## Task requirements
Wherever a line in the data below holds "القول", copy that line.

Source records:
-*-*-
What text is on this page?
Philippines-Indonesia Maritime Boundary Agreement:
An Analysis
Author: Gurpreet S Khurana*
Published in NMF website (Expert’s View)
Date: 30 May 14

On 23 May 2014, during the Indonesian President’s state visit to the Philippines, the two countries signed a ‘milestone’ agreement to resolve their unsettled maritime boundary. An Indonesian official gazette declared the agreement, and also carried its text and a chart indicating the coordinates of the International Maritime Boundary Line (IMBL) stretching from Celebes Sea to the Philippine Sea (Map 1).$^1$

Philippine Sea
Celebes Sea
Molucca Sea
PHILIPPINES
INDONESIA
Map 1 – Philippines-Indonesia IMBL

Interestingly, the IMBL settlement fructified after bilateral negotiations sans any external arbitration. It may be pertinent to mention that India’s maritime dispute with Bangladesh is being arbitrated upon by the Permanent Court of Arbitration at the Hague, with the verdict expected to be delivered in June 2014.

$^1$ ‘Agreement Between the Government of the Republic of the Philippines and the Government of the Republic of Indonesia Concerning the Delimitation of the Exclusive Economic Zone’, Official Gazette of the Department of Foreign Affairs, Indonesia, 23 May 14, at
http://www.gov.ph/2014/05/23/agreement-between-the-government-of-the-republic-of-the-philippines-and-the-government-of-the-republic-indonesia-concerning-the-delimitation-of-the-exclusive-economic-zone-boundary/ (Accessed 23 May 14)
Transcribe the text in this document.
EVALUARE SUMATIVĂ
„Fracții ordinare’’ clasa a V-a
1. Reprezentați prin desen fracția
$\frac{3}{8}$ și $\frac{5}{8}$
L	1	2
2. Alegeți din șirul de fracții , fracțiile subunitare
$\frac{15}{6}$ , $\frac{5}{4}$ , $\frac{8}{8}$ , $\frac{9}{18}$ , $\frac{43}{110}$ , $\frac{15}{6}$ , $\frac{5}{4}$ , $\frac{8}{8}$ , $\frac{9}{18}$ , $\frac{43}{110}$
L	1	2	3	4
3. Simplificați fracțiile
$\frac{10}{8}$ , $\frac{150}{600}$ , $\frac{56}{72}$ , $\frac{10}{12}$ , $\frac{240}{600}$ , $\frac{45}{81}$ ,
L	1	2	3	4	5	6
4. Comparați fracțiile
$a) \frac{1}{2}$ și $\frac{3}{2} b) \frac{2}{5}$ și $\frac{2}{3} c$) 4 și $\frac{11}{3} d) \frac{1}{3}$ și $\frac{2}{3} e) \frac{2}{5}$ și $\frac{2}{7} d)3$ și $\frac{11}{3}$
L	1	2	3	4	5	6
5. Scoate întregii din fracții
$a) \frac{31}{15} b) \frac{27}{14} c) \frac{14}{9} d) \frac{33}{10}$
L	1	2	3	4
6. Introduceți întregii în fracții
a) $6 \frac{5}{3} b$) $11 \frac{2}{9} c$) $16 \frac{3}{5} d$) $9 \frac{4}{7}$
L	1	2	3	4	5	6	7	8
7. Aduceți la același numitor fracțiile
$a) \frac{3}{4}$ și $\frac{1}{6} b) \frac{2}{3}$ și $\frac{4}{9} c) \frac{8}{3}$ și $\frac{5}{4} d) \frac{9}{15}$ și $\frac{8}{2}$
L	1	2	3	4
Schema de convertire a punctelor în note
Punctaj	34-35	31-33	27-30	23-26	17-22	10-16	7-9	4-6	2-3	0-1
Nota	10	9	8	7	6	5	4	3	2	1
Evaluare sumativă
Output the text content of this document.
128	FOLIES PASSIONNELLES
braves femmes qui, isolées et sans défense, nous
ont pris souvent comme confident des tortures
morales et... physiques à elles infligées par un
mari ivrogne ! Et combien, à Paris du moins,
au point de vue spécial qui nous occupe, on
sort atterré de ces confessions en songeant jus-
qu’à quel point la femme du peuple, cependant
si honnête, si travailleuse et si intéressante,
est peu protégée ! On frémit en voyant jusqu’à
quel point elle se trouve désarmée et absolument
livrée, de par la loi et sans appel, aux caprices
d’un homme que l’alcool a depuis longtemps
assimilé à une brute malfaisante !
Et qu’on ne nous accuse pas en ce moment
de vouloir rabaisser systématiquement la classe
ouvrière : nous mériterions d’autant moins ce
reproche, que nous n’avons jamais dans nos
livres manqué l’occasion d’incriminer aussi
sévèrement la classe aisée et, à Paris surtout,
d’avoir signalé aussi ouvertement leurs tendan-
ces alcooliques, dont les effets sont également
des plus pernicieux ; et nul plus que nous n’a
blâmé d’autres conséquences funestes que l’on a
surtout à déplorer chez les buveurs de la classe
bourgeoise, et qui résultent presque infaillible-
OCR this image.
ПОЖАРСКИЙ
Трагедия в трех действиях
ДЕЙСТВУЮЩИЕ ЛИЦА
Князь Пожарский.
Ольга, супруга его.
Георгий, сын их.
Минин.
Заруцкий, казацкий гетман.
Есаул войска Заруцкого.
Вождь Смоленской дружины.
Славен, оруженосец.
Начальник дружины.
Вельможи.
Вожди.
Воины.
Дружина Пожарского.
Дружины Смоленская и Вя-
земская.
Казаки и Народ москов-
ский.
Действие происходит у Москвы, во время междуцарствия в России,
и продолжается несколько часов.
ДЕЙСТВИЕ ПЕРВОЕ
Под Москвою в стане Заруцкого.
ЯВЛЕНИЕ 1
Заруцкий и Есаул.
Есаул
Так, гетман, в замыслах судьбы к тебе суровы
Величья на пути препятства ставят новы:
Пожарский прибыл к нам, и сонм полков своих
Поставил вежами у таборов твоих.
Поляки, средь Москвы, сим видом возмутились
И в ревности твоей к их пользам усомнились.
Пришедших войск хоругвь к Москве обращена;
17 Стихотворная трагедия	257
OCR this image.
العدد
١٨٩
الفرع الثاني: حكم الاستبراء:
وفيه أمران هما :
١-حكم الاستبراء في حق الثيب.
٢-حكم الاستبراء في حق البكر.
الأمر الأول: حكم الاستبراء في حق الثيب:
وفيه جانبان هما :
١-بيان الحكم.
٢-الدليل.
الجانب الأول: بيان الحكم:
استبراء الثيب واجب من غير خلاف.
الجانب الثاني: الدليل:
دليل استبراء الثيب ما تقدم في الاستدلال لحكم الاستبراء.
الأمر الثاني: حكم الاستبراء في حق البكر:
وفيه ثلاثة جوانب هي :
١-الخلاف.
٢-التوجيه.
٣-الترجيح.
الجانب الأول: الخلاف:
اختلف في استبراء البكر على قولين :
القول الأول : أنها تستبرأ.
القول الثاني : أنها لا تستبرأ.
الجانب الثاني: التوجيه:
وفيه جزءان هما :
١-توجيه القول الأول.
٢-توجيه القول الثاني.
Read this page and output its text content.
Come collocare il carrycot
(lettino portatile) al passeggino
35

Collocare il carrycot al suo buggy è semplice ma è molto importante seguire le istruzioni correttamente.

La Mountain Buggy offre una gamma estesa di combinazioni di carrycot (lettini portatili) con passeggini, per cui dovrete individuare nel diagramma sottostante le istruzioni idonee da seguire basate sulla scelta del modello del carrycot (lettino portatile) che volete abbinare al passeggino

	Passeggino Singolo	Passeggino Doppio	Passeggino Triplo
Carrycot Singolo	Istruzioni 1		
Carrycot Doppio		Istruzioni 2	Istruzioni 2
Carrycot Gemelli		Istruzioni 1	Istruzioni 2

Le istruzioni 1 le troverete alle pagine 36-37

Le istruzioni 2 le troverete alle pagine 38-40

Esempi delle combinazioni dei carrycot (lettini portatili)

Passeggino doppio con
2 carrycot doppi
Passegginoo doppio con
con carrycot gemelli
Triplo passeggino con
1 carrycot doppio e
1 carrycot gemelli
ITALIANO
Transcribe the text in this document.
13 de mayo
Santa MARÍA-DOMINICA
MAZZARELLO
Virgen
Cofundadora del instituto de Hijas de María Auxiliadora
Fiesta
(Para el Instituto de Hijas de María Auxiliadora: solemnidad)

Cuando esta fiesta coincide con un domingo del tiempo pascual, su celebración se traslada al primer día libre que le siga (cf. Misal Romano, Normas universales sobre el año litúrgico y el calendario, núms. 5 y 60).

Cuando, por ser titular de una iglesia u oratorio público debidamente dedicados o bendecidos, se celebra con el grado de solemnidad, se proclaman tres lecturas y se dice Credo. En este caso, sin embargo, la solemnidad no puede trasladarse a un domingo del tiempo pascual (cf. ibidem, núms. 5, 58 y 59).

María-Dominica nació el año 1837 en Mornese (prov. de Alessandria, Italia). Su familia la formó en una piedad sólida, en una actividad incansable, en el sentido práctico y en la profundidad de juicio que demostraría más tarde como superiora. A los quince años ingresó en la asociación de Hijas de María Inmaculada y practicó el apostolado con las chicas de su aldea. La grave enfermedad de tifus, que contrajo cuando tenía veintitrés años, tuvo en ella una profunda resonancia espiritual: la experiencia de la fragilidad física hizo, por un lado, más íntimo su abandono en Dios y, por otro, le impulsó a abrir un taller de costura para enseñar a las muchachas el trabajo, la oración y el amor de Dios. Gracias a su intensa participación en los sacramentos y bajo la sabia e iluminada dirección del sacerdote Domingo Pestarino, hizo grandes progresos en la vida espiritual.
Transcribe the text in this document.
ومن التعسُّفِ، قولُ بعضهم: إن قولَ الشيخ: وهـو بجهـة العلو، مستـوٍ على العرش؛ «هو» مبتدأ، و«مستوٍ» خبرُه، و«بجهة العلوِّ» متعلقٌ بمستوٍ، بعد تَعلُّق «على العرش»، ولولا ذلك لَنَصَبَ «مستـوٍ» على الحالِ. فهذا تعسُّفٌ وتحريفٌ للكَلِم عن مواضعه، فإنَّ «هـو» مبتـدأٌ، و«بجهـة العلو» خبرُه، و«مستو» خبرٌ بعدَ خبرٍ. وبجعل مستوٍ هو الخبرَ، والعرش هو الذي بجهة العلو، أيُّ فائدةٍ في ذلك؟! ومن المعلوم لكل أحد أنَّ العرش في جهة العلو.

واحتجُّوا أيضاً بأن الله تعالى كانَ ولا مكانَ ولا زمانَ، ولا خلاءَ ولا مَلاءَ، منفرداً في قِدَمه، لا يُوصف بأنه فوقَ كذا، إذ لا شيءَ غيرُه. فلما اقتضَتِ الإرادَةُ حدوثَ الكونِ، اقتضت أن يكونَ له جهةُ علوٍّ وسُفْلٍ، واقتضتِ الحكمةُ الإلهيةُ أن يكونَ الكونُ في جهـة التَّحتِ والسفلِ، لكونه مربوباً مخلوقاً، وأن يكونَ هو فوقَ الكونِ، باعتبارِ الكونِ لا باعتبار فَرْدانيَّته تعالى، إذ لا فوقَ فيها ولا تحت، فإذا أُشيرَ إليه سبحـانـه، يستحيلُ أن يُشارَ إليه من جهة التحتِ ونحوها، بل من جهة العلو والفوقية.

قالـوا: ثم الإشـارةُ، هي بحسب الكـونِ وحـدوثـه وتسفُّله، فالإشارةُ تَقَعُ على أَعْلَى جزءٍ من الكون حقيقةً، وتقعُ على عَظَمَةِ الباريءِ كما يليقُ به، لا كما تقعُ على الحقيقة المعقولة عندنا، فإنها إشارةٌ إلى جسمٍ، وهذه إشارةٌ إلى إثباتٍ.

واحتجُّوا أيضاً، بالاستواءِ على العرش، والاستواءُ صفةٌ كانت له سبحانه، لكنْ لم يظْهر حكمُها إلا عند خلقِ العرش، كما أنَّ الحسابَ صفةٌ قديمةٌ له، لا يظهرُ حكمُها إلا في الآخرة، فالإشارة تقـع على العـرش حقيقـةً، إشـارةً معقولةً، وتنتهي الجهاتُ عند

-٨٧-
-*-*-
## Solution below
القول الأول : أنها تستبرأ.
القول الثاني : أنها لا تستبرأ.
١-توجيه القول الأول.
٢-توجيه القول الثاني.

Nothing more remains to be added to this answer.